# [What you should do]
List every data file name, with its extension, that the lecture page below mentions.

# [Page]
Learning Objectives

In the Asynchronous Lecture

Understand comprehensions and generators in Python.
Think through File management and reading data into Python.
Discuss navigating data stored as a nested list
Introduction to the numpy data structure.

In the Synchronous Lecture

Delve further into numpy arrays.
Thinking about managing multiple data types in a relational array with pandas
Exploring indices in a pandas series and data frame object.

If you have any questions while watching the pre-recorded material, be sure to write them down and to bring them up during the synchronous portion of the lecture.

Synchronous Materials

Lecture Notebooks
- More on numpy
- Introduction to Data in pandas

Asynchronous Materials

The following tabs contain pre-recorded lecture materials for class this week. Please review these materials prior to the synchronous lecture.

Total time: Approx. 1 hour and 14 minutes

_

Comprehensions

Code from the video

Download Jupyter Notebook used in the video.

Generators

Code from the video

Download Jupyter Notebook used in the video. (NOTE: This is the same notebook as the one downloaded in the “Comprehensions” tab.)

File Management

Code from the video

Download Jupyter Notebook used in the video.
Download the data used in the Notebook:
- news-story.txt
- student_data.csv

Data as Nested Lists

Code from the video

Download the aggregated version of the gapminder.csv data used in the video.

# Batteries included Functions
import csv # convert a .csv to a nested list
import os  # library for managing our operating system. 


# Where am I on my computer?
os.getcwd()


# Say I needed to change my working directory
# os.chdir("file/path/here")

# THIS IS WHERE MY DATA IS LOCATED ON MY MACHINE; THIS WILL NOT RUN ON YOUR
# COMPUTER. Change this path to point to where the gapminder data is. Above this
# code chunk you'll see a link to download the data.
loc_file = "lectures/week_05/supplementary-materials/gapminder.csv"

# Read in the gapminder data 
with open(loc_file,mode="rt") as file:
    data = [row for row in csv.reader(file)]


# %% -----------------------------------------
# Indexing Rows

# For any row > 0, row == 0 is the column names. 
data[100]


# %% -----------------------------------------
# Indexing Columns

# Referencing a column data value
d = data[100] # First select the row
d[1] # Then reference the column

# doing the above all in one step
data[100][1]

# The key is to keep in mind the column names
cnames = data.pop(0)

# We can now reference this column name list to pull out the columns we're interested in.
ind = cnames.index("lifeExp") # Index allows us to "look up" the location of a data value. 
data[99][ind]


# %% -----------------------------------------
# Drawing out specific COLUMN of data

# identify the position
ind = cnames.index("lifeExp")

# Looping through each row pulling out the relevant data value
life_exp = []
for row in data:
    life_exp.append(float(row[ind]))

# [Element and region data]
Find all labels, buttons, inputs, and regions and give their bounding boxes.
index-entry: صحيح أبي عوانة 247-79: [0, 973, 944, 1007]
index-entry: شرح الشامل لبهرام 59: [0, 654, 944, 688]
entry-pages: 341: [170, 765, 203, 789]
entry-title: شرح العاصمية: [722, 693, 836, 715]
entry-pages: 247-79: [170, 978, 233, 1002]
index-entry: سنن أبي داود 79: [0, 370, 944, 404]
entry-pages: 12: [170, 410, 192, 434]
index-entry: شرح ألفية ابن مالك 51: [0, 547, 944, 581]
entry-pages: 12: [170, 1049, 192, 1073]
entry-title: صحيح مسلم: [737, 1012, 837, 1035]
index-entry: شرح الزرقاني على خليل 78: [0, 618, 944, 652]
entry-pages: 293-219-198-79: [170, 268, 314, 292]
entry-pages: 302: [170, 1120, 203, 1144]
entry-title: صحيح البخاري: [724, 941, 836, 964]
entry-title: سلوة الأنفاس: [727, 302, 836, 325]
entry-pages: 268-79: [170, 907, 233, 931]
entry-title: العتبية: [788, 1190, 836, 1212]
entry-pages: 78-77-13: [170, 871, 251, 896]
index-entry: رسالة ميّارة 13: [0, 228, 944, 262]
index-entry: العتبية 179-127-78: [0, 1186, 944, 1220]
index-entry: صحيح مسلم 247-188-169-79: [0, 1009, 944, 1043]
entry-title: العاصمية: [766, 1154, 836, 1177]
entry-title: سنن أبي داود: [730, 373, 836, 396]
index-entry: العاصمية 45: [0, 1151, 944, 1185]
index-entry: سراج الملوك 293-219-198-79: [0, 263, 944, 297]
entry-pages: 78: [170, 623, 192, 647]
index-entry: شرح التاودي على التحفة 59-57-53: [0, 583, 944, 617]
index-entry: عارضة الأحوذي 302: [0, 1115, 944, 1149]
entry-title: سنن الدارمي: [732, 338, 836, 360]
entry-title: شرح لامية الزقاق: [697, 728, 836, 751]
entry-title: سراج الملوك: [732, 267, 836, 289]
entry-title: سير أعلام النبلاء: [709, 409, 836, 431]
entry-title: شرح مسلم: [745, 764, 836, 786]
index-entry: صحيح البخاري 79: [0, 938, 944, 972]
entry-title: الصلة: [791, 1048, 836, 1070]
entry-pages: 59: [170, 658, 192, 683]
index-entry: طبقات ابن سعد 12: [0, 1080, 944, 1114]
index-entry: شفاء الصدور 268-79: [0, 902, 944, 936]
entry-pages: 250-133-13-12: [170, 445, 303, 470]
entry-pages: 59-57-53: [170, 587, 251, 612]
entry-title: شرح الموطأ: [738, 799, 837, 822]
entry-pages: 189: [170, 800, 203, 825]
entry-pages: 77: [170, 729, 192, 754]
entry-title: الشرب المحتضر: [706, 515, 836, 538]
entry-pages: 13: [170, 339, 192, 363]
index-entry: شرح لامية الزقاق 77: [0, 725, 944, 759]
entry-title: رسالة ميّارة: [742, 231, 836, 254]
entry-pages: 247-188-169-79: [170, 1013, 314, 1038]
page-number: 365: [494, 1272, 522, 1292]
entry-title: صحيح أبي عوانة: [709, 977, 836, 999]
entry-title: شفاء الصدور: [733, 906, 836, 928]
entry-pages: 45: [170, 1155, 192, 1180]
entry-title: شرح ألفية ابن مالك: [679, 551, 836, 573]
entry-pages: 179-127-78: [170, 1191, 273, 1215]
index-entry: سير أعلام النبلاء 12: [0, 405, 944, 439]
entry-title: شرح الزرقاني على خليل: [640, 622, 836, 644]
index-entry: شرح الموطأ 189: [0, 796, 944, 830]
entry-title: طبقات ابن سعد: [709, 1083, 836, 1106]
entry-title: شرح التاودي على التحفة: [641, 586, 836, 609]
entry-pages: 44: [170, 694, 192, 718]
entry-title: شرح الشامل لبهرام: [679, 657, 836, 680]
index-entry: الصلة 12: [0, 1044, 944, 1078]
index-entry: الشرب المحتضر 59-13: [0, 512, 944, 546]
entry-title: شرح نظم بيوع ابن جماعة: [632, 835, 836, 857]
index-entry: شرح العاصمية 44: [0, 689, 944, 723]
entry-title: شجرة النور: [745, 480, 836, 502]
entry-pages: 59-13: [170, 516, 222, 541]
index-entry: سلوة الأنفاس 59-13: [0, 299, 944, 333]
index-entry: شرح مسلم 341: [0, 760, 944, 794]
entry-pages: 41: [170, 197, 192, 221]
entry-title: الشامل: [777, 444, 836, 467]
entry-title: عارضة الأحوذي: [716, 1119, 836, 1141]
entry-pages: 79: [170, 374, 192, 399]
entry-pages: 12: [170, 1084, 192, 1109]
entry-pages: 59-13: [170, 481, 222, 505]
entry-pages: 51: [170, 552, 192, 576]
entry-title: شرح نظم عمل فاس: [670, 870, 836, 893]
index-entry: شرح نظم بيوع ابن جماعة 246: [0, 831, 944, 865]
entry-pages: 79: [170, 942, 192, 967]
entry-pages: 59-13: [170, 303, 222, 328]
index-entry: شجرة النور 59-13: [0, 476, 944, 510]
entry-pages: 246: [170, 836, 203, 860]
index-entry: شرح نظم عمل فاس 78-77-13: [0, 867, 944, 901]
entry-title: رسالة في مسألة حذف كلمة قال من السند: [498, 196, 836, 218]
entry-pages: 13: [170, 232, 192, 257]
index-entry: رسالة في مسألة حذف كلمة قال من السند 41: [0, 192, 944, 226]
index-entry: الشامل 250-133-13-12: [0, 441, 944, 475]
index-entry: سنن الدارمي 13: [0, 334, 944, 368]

# [Output for this exercise]
news-story.txt, student_data.csv, gapminder.csv